■ MATERIAL SUPPLIED:

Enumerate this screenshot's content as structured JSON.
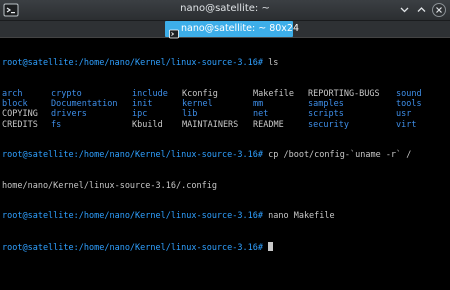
{
  "window": {
    "title": "nano@satellite: ~",
    "buttons": [
      "chevron-down-icon",
      "chevron-up-icon",
      "close-icon"
    ]
  },
  "tab": {
    "label": "nano@satellite: ~ 80x24"
  },
  "terminal": {
    "prompt": "root@satellite:/home/nano/Kernel/linux-source-3.16#",
    "commands": {
      "ls": " ls",
      "cp_line1": " cp /boot/config-`uname -r` /",
      "cp_line2": "home/nano/Kernel/linux-source-3.16/.config",
      "nano": " nano Makefile",
      "last": " "
    },
    "ls_rows": [
      [
        {
          "text": "arch",
          "type": "dir"
        },
        {
          "text": "crypto",
          "type": "dir"
        },
        {
          "text": "include",
          "type": "dir"
        },
        {
          "text": "Kconfig",
          "type": "file"
        },
        {
          "text": "Makefile",
          "type": "file"
        },
        {
          "text": "REPORTING-BUGS",
          "type": "file"
        },
        {
          "text": "sound",
          "type": "dir"
        }
      ],
      [
        {
          "text": "block",
          "type": "dir"
        },
        {
          "text": "Documentation",
          "type": "dir"
        },
        {
          "text": "init",
          "type": "dir"
        },
        {
          "text": "kernel",
          "type": "dir"
        },
        {
          "text": "mm",
          "type": "dir"
        },
        {
          "text": "samples",
          "type": "dir"
        },
        {
          "text": "tools",
          "type": "dir"
        }
      ],
      [
        {
          "text": "COPYING",
          "type": "file"
        },
        {
          "text": "drivers",
          "type": "dir"
        },
        {
          "text": "ipc",
          "type": "dir"
        },
        {
          "text": "lib",
          "type": "dir"
        },
        {
          "text": "net",
          "type": "dir"
        },
        {
          "text": "scripts",
          "type": "dir"
        },
        {
          "text": "usr",
          "type": "dir"
        }
      ],
      [
        {
          "text": "CREDITS",
          "type": "file"
        },
        {
          "text": "fs",
          "type": "dir"
        },
        {
          "text": "Kbuild",
          "type": "file"
        },
        {
          "text": "MAINTAINERS",
          "type": "file"
        },
        {
          "text": "README",
          "type": "file"
        },
        {
          "text": "security",
          "type": "dir"
        },
        {
          "text": "virt",
          "type": "dir"
        }
      ]
    ]
  },
  "colors": {
    "background": "#000000",
    "prompt": "#2fa0ff",
    "directory": "#3e8ee8",
    "text": "#c8c8c8",
    "tab_active": "#3daee9",
    "titlebar": "#2b2e31"
  }
}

■ STATED EXERCISE:
Transcribe the material exactly, leaving every picture out.

■ REPLY TO THE EXERCISE:
Enumerate this screenshot's content as structured JSON.
{
  "window": {
    "title": "nano@satellite: ~",
    "buttons": [
      "chevron-down-icon",
      "chevron-up-icon",
      "close-icon"
    ]
  },
  "tab": {
    "label": "nano@satellite: ~ 80x24"
  },
  "terminal": {
    "prompt": "root@satellite:/home/nano/Kernel/linux-source-3.16#",
    "commands": {
      "ls": " ls",
      "cp_line1": " cp /boot/config-`uname -r` /",
      "cp_line2": "home/nano/Kernel/linux-source-3.16/.config",
      "nano": " nano Makefile",
      "last": " "
    },
    "ls_rows": [
      [
        {
          "text": "arch",
          "type": "dir"
        },
        {
          "text": "crypto",
          "type": "dir"
        },
        {
          "text": "include",
          "type": "dir"
        },
        {
          "text": "Kconfig",
          "type": "file"
        },
        {
          "text": "Makefile",
          "type": "file"
        },
        {
          "text": "REPORTING-BUGS",
          "type": "file"
        },
        {
          "text": "sound",
          "type": "dir"
        }
      ],
      [
        {
          "text": "block",
          "type": "dir"
        },
        {
          "text": "Documentation",
          "type": "dir"
        },
        {
          "text": "init",
          "type": "dir"
        },
        {
          "text": "kernel",
          "type": "dir"
        },
        {
          "text": "mm",
          "type": "dir"
        },
        {
          "text": "samples",
          "type": "dir"
        },
        {
          "text": "tools",
          "type": "dir"
        }
      ],
      [
        {
          "text": "COPYING",
          "type": "file"
        },
        {
          "text": "drivers",
          "type": "dir"
        },
        {
          "text": "ipc",
          "type": "dir"
        },
        {
          "text": "lib",
          "type": "dir"
        },
        {
          "text": "net",
          "type": "dir"
        },
        {
          "text": "scripts",
          "type": "dir"
        },
        {
          "text": "usr",
          "type": "dir"
        }
      ],
      [
        {
          "text": "CREDITS",
          "type": "file"
        },
        {
          "text": "fs",
          "type": "dir"
        },
        {
          "text": "Kbuild",
          "type": "file"
        },
        {
          "text": "MAINTAINERS",
          "type": "file"
        },
        {
          "text": "README",
          "type": "file"
        },
        {
          "text": "security",
          "type": "dir"
        },
        {
          "text": "virt",
          "type": "dir"
        }
      ]
    ]
  },
  "colors": {
    "background": "#000000",
    "prompt": "#2fa0ff",
    "directory": "#3e8ee8",
    "text": "#c8c8c8",
    "tab_active": "#3daee9",
    "titlebar": "#2b2e31"
  }
}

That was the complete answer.